[Recorded data]
## START
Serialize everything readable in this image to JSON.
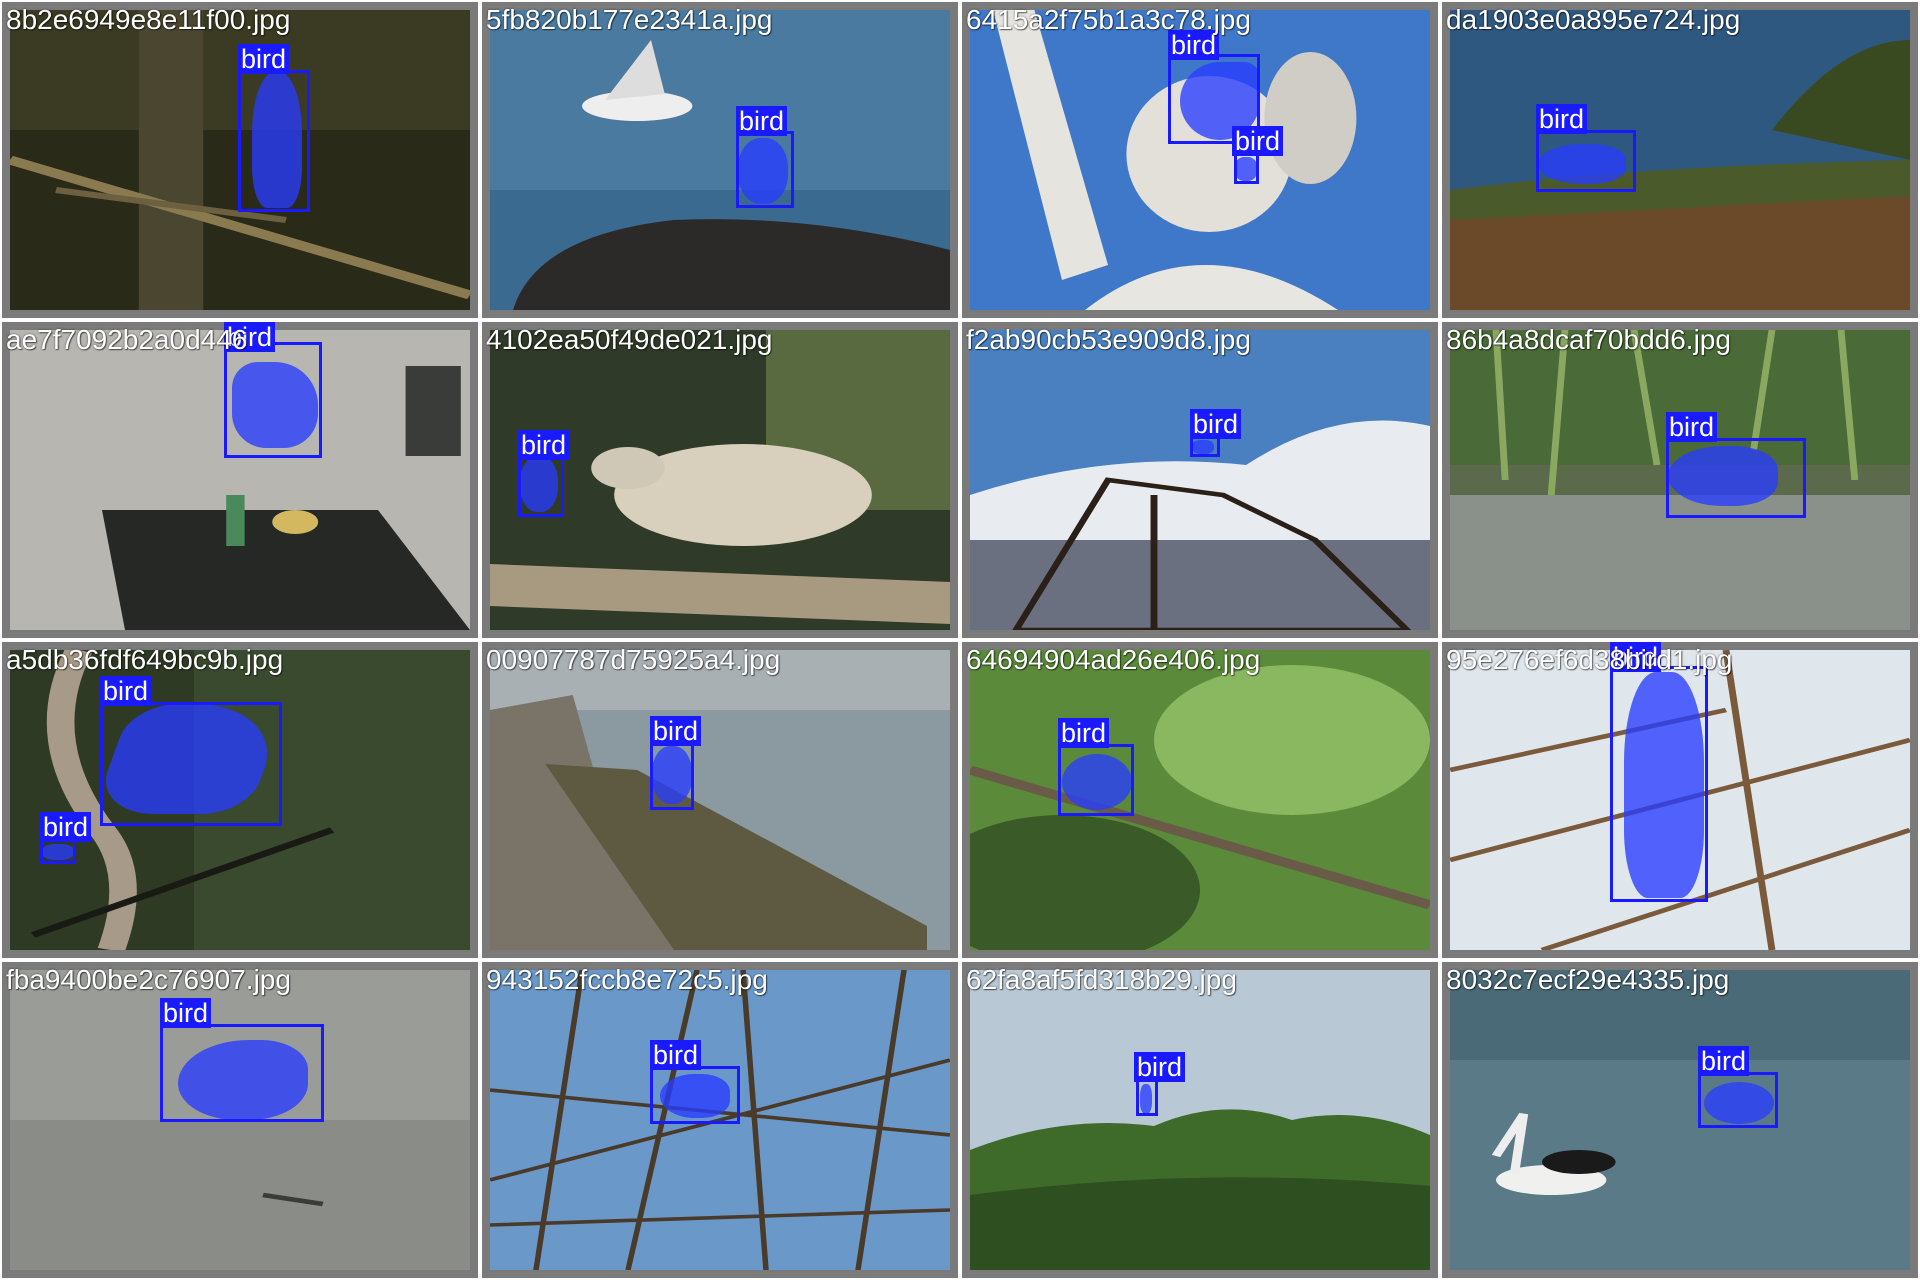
{
  "colors": {
    "box": "#1a1aff",
    "mask": "rgba(40,60,255,0.78)",
    "frame": "#7a7a7a"
  },
  "label": "bird",
  "cells": [
    {
      "file": "8b2e6949e8e11f00.jpg",
      "scene": "forest-dark"
    },
    {
      "file": "5fb820b177e2341a.jpg",
      "scene": "sea-rock"
    },
    {
      "file": "6415a2f75b1a3c78.jpg",
      "scene": "statue-sky"
    },
    {
      "file": "da1903e0a895e724.jpg",
      "scene": "lake-grass"
    },
    {
      "file": "ae7f7092b2a0d446",
      "scene": "pavement"
    },
    {
      "file": "4102ea50f49de021.jpg",
      "scene": "dove-branch"
    },
    {
      "file": "f2ab90cb53e909d8.jpg",
      "scene": "tree-clouds"
    },
    {
      "file": "86b4a8dcaf70bdd6.jpg",
      "scene": "marsh"
    },
    {
      "file": "a5db36fdf649bc9b.jpg",
      "scene": "hummingbird"
    },
    {
      "file": "00907787d75925a4.jpg",
      "scene": "pier"
    },
    {
      "file": "64694904ad26e406.jpg",
      "scene": "green-branch"
    },
    {
      "file": "95e276ef6d38bird1.jpg",
      "scene": "white-branches"
    },
    {
      "file": "fba9400be2c76907.jpg",
      "scene": "water-grey"
    },
    {
      "file": "943152fccb8e72c5.jpg",
      "scene": "bare-tree"
    },
    {
      "file": "62fa8af5fd318b29.jpg",
      "scene": "bushes"
    },
    {
      "file": "8032c7ecf29e4335.jpg",
      "scene": "pelican-water"
    }
  ]
}
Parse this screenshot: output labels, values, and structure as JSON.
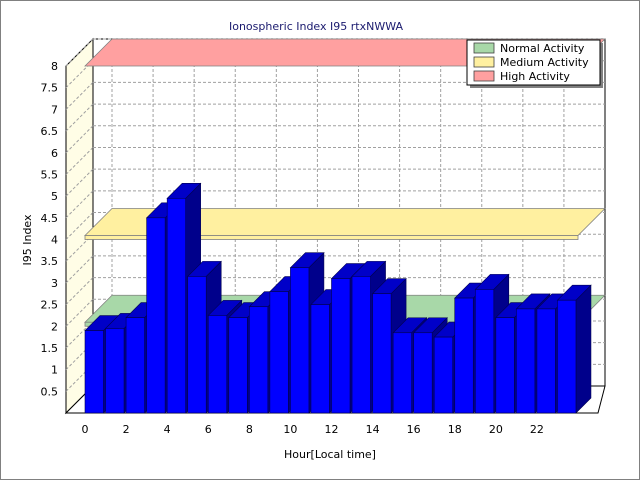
{
  "chart_data": {
    "type": "bar",
    "title": "Ionospheric Index I95 rtxNWWA",
    "xlabel": "Hour[Local time]",
    "ylabel": "I95 Index",
    "ylim": [
      0,
      8
    ],
    "y_ticks": [
      "0.5",
      "1",
      "1.5",
      "2",
      "2.5",
      "3",
      "3.5",
      "4",
      "4.5",
      "5",
      "5.5",
      "6",
      "6.5",
      "7",
      "7.5",
      "8"
    ],
    "x_ticks": [
      "0",
      "2",
      "4",
      "6",
      "8",
      "10",
      "12",
      "14",
      "16",
      "18",
      "20",
      "22"
    ],
    "grid": true,
    "legend_position": "top-right",
    "hours": [
      0,
      1,
      2,
      3,
      4,
      5,
      6,
      7,
      8,
      9,
      10,
      11,
      12,
      13,
      14,
      15,
      16,
      17,
      18,
      19,
      20,
      21,
      22,
      23
    ],
    "values": [
      1.9,
      1.95,
      2.2,
      4.5,
      4.95,
      3.15,
      2.25,
      2.2,
      2.45,
      2.8,
      3.35,
      2.5,
      3.1,
      3.15,
      2.75,
      1.85,
      1.85,
      1.75,
      2.65,
      2.85,
      2.2,
      2.4,
      2.4,
      2.6
    ],
    "bands": [
      {
        "name": "Normal Activity",
        "value": 2,
        "color": "#a8d8a8"
      },
      {
        "name": "Medium Activity",
        "value": 4,
        "color": "#fff0a0"
      },
      {
        "name": "High Activity",
        "value": 8,
        "color": "#ffa0a0"
      }
    ],
    "bar_color": "#0000ff",
    "bar_side_color": "#00008b",
    "bar_top_color": "#0000c8"
  }
}
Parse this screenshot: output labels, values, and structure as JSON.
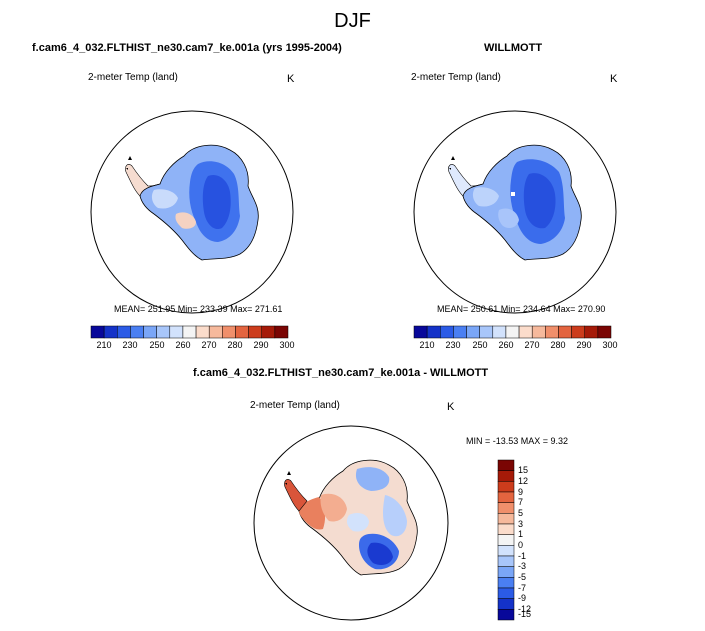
{
  "title": "DJF",
  "panels": [
    {
      "case_title": "f.cam6_4_032.FLTHIST_ne30.cam7_ke.001a (yrs 1995-2004)",
      "variable": "2-meter Temp (land)",
      "units": "K",
      "stats_text": "MEAN= 251.95  Min= 233.39  Max= 271.61",
      "colorbar_ticks": [
        "210",
        "230",
        "250",
        "260",
        "270",
        "280",
        "290",
        "300"
      ]
    },
    {
      "case_title": "WILLMOTT",
      "variable": "2-meter Temp (land)",
      "units": "K",
      "stats_text": "MEAN= 250.61  Min= 234.64  Max= 270.90",
      "colorbar_ticks": [
        "210",
        "230",
        "250",
        "260",
        "270",
        "280",
        "290",
        "300"
      ]
    },
    {
      "case_title": "f.cam6_4_032.FLTHIST_ne30.cam7_ke.001a - WILLMOTT",
      "variable": "2-meter Temp (land)",
      "units": "K",
      "stats_text": "MIN = -13.53 MAX =  9.32",
      "colorbar_ticks": [
        "15",
        "12",
        "9",
        "7",
        "5",
        "3",
        "1",
        "0",
        "-1",
        "-3",
        "-5",
        "-7",
        "-9",
        "-12",
        "-15"
      ]
    }
  ],
  "colors": {
    "temperature_scale": [
      "#08089a",
      "#1432c8",
      "#2b5be6",
      "#4a7ff2",
      "#7aa6f7",
      "#a8c6fa",
      "#d2e2fc",
      "#f4f4f4",
      "#fbdccb",
      "#f6b99c",
      "#f08f6b",
      "#e3643f",
      "#cc3c1c",
      "#a51a08",
      "#7a0503"
    ],
    "difference_scale": [
      "#7a0503",
      "#a51a08",
      "#cc3c1c",
      "#e3643f",
      "#f08f6b",
      "#f6b99c",
      "#fbdccb",
      "#f4f4f4",
      "#d2e2fc",
      "#a8c6fa",
      "#7aa6f7",
      "#4a7ff2",
      "#2b5be6",
      "#1432c8",
      "#08089a"
    ]
  }
}
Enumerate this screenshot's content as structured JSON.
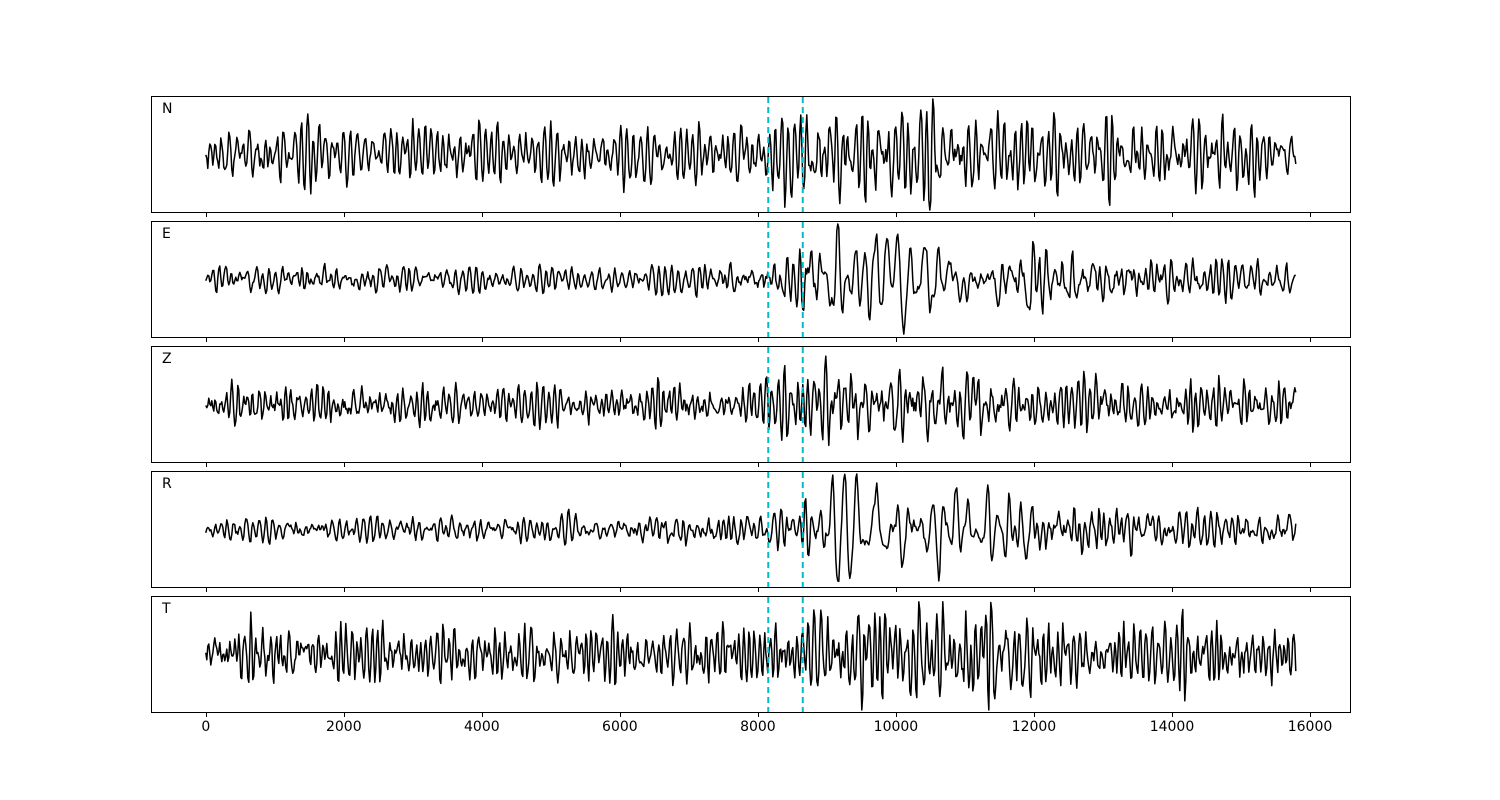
## END
Written instruction ::
Reproduce the material in its entirety and word for word, without the pictures.

Exercise output ::
Serialize everything readable in this image to JSON.
{
  "colors": {
    "box": "#1a1aff",
    "mask": "rgba(40,60,255,0.78)",
    "frame": "#7a7a7a"
  },
  "label": "bird",
  "cells": [
    {
      "file": "8b2e6949e8e11f00.jpg",
      "scene": "forest-dark"
    },
    {
      "file": "5fb820b177e2341a.jpg",
      "scene": "sea-rock"
    },
    {
      "file": "6415a2f75b1a3c78.jpg",
      "scene": "statue-sky"
    },
    {
      "file": "da1903e0a895e724.jpg",
      "scene": "lake-grass"
    },
    {
      "file": "ae7f7092b2a0d446",
      "scene": "pavement"
    },
    {
      "file": "4102ea50f49de021.jpg",
      "scene": "dove-branch"
    },
    {
      "file": "f2ab90cb53e909d8.jpg",
      "scene": "tree-clouds"
    },
    {
      "file": "86b4a8dcaf70bdd6.jpg",
      "scene": "marsh"
    },
    {
      "file": "a5db36fdf649bc9b.jpg",
      "scene": "hummingbird"
    },
    {
      "file": "00907787d75925a4.jpg",
      "scene": "pier"
    },
    {
      "file": "64694904ad26e406.jpg",
      "scene": "green-branch"
    },
    {
      "file": "95e276ef6d38bird1.jpg",
      "scene": "white-branches"
    },
    {
      "file": "fba9400be2c76907.jpg",
      "scene": "water-grey"
    },
    {
      "file": "943152fccb8e72c5.jpg",
      "scene": "bare-tree"
    },
    {
      "file": "62fa8af5fd318b29.jpg",
      "scene": "bushes"
    },
    {
      "file": "8032c7ecf29e4335.jpg",
      "scene": "pelican-water"
    }
  ]
}
Parse this screenshot: output labels, values, and structure as JSON.
{
  "chart_data": {
    "type": "bar",
    "title": "Ionospheric Index I95 rtxNWWA",
    "xlabel": "Hour[Local time]",
    "ylabel": "I95 Index",
    "ylim": [
      0,
      8
    ],
    "y_ticks": [
      "0.5",
      "1",
      "1.5",
      "2",
      "2.5",
      "3",
      "3.5",
      "4",
      "4.5",
      "5",
      "5.5",
      "6",
      "6.5",
      "7",
      "7.5",
      "8"
    ],
    "x_ticks": [
      "0",
      "2",
      "4",
      "6",
      "8",
      "10",
      "12",
      "14",
      "16",
      "18",
      "20",
      "22"
    ],
    "grid": true,
    "legend_position": "top-right",
    "hours": [
      0,
      1,
      2,
      3,
      4,
      5,
      6,
      7,
      8,
      9,
      10,
      11,
      12,
      13,
      14,
      15,
      16,
      17,
      18,
      19,
      20,
      21,
      22,
      23
    ],
    "values": [
      1.9,
      1.95,
      2.2,
      4.5,
      4.95,
      3.15,
      2.25,
      2.2,
      2.45,
      2.8,
      3.35,
      2.5,
      3.1,
      3.15,
      2.75,
      1.85,
      1.85,
      1.75,
      2.65,
      2.85,
      2.2,
      2.4,
      2.4,
      2.6
    ],
    "bands": [
      {
        "name": "Normal Activity",
        "value": 2,
        "color": "#a8d8a8"
      },
      {
        "name": "Medium Activity",
        "value": 4,
        "color": "#fff0a0"
      },
      {
        "name": "High Activity",
        "value": 8,
        "color": "#ffa0a0"
      }
    ],
    "bar_color": "#0000ff",
    "bar_side_color": "#00008b",
    "bar_top_color": "#0000c8"
  }
}
Parse this screenshot: output labels, values, and structure as JSON.
{
  "title": "DJF",
  "panels": [
    {
      "case_title": "f.cam6_4_032.FLTHIST_ne30.cam7_ke.001a (yrs 1995-2004)",
      "variable": "2-meter Temp (land)",
      "units": "K",
      "stats_text": "MEAN= 251.95  Min= 233.39  Max= 271.61",
      "colorbar_ticks": [
        "210",
        "230",
        "250",
        "260",
        "270",
        "280",
        "290",
        "300"
      ]
    },
    {
      "case_title": "WILLMOTT",
      "variable": "2-meter Temp (land)",
      "units": "K",
      "stats_text": "MEAN= 250.61  Min= 234.64  Max= 270.90",
      "colorbar_ticks": [
        "210",
        "230",
        "250",
        "260",
        "270",
        "280",
        "290",
        "300"
      ]
    },
    {
      "case_title": "f.cam6_4_032.FLTHIST_ne30.cam7_ke.001a - WILLMOTT",
      "variable": "2-meter Temp (land)",
      "units": "K",
      "stats_text": "MIN = -13.53 MAX =  9.32",
      "colorbar_ticks": [
        "15",
        "12",
        "9",
        "7",
        "5",
        "3",
        "1",
        "0",
        "-1",
        "-3",
        "-5",
        "-7",
        "-9",
        "-12",
        "-15"
      ]
    }
  ],
  "colors": {
    "temperature_scale": [
      "#08089a",
      "#1432c8",
      "#2b5be6",
      "#4a7ff2",
      "#7aa6f7",
      "#a8c6fa",
      "#d2e2fc",
      "#f4f4f4",
      "#fbdccb",
      "#f6b99c",
      "#f08f6b",
      "#e3643f",
      "#cc3c1c",
      "#a51a08",
      "#7a0503"
    ],
    "difference_scale": [
      "#7a0503",
      "#a51a08",
      "#cc3c1c",
      "#e3643f",
      "#f08f6b",
      "#f6b99c",
      "#fbdccb",
      "#f4f4f4",
      "#d2e2fc",
      "#a8c6fa",
      "#7aa6f7",
      "#4a7ff2",
      "#2b5be6",
      "#1432c8",
      "#08089a"
    ]
  }
}
Enumerate this screenshot's content as structured JSON.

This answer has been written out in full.